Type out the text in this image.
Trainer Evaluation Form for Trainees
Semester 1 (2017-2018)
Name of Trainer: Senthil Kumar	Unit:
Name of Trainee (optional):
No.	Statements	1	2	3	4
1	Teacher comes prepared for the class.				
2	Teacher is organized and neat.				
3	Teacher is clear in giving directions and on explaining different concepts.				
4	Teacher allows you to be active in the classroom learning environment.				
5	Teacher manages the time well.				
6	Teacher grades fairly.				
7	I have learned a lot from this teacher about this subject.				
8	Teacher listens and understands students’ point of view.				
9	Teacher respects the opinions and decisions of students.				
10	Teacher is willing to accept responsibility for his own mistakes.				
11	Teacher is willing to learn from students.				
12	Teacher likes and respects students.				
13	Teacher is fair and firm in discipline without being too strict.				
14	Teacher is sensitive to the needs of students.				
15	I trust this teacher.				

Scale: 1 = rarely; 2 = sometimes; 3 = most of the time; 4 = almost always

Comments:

**GIVEN EXERCISE:**
All of the entries need to be reproduced exactly; please write them out.

**FINISHED EXERCISE:**
Type out the text in this image.
Trainer Evaluation Form for Trainees
Semester 1 (2017-2018)
Name of Trainer: Senthil Kumar	Unit:
Name of Trainee (optional):
No.	Statements	1	2	3	4
1	Teacher comes prepared for the class.				
2	Teacher is organized and neat.				
3	Teacher is clear in giving directions and on explaining different concepts.				
4	Teacher allows you to be active in the classroom learning environment.				
5	Teacher manages the time well.				
6	Teacher grades fairly.				
7	I have learned a lot from this teacher about this subject.				
8	Teacher listens and understands students’ point of view.				
9	Teacher respects the opinions and decisions of students.				
10	Teacher is willing to accept responsibility for his own mistakes.				
11	Teacher is willing to learn from students.				
12	Teacher likes and respects students.				
13	Teacher is fair and firm in discipline without being too strict.				
14	Teacher is sensitive to the needs of students.				
15	I trust this teacher.				

Scale: 1 = rarely; 2 = sometimes; 3 = most of the time; 4 = almost always

Comments:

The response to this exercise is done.